DATA RECORDS
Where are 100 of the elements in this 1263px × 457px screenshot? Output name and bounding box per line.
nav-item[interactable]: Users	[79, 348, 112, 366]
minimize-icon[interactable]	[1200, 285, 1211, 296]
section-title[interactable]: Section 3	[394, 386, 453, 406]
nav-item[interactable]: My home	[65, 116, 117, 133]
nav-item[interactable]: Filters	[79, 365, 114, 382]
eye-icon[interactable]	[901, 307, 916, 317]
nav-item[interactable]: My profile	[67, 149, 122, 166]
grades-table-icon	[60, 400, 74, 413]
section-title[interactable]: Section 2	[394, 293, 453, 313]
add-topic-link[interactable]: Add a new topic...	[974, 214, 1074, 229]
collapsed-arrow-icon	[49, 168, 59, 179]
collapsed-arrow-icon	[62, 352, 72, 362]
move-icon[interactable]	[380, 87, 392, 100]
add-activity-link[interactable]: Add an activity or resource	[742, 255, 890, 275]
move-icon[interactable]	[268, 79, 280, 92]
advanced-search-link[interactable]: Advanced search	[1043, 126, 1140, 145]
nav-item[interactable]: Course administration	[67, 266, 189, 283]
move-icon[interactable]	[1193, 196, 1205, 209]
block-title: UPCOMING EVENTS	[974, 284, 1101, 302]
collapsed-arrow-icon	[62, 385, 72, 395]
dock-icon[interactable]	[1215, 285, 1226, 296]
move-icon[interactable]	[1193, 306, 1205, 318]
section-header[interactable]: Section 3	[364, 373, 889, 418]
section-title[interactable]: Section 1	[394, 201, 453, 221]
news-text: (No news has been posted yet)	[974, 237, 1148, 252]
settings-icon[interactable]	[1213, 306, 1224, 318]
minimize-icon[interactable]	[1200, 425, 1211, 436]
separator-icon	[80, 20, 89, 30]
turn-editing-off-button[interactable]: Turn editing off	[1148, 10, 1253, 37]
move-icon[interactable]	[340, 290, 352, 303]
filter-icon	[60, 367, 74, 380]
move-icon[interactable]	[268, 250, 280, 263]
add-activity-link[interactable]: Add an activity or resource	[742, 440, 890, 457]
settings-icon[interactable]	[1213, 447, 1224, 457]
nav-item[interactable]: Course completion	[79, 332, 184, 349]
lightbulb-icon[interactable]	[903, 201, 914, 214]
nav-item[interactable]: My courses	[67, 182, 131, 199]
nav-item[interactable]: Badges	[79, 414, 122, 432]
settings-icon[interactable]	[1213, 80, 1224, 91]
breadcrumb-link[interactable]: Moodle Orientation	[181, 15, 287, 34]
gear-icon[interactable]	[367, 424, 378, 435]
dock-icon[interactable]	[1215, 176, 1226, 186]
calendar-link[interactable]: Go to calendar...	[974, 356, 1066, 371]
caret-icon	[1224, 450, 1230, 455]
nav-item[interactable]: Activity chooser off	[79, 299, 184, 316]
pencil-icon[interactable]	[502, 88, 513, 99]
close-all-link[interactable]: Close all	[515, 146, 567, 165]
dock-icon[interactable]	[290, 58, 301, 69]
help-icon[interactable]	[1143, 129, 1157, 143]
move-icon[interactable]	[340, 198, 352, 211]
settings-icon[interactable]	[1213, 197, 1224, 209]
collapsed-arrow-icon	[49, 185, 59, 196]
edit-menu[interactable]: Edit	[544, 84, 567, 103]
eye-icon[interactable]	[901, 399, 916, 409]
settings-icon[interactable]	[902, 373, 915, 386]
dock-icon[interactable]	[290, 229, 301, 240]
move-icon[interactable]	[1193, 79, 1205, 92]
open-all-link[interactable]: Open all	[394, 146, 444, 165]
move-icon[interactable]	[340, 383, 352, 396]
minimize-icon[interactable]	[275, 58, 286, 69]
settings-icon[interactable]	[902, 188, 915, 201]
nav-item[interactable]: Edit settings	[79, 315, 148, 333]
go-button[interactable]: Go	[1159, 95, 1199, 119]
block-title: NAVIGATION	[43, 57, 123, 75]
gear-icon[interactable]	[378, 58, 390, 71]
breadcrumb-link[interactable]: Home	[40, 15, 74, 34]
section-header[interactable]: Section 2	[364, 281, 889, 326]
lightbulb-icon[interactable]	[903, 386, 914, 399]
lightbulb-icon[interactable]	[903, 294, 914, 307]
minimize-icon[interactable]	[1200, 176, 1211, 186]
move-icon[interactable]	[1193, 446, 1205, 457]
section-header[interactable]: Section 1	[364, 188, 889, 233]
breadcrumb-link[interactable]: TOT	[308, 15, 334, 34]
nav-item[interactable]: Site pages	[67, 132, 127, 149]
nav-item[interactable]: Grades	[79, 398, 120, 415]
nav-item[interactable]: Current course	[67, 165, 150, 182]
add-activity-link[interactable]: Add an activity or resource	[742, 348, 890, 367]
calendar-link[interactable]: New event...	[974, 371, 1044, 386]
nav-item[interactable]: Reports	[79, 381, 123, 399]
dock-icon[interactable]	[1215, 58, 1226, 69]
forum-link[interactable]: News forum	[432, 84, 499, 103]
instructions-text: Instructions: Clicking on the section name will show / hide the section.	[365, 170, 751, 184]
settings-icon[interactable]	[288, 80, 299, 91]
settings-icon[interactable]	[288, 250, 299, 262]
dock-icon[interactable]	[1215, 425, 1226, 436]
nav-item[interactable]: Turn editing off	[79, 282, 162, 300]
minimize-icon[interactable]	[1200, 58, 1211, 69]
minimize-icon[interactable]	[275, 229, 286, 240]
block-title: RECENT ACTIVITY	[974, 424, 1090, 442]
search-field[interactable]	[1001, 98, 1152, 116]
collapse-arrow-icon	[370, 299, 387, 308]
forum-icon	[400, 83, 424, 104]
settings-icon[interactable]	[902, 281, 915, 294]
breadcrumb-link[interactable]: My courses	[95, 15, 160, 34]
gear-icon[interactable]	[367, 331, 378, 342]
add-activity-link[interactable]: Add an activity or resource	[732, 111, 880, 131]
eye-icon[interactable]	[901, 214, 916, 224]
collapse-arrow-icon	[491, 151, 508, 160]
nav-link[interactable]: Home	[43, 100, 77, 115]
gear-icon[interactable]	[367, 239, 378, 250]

WHAT YOU WILL DO
Express the listing from its first line through the line containing "87, 392, 100]" as a Markdown table with the columns Row and Line, leaving out any blank lines.

THE REPLY
| Row | Line |
|---|---|
| 1 | Where are 100 of the elements in this 1263px × 457px screenshot? Output name and bounding box per line. |
| 2 | nav-item[interactable]: Users	[79, 348, 112, 366] |
| 3 | minimize-icon[interactable]	[1200, 285, 1211, 296] |
| 4 | section-title[interactable]: Section 3	[394, 386, 453, 406] |
| 5 | nav-item[interactable]: My home	[65, 116, 117, 133] |
| 6 | nav-item[interactable]: Filters	[79, 365, 114, 382] |
| 7 | eye-icon[interactable]	[901, 307, 916, 317] |
| 8 | nav-item[interactable]: My profile	[67, 149, 122, 166] |
| 9 | grades-table-icon	[60, 400, 74, 413] |
| 10 | section-title[interactable]: Section 2	[394, 293, 453, 313] |
| 11 | add-topic-link[interactable]: Add a new topic...	[974, 214, 1074, 229] |
| 12 | collapsed-arrow-icon	[49, 168, 59, 179] |
| 13 | collapsed-arrow-icon	[62, 352, 72, 362] |
| 14 | move-icon[interactable]	[380, 87, 392, 100] |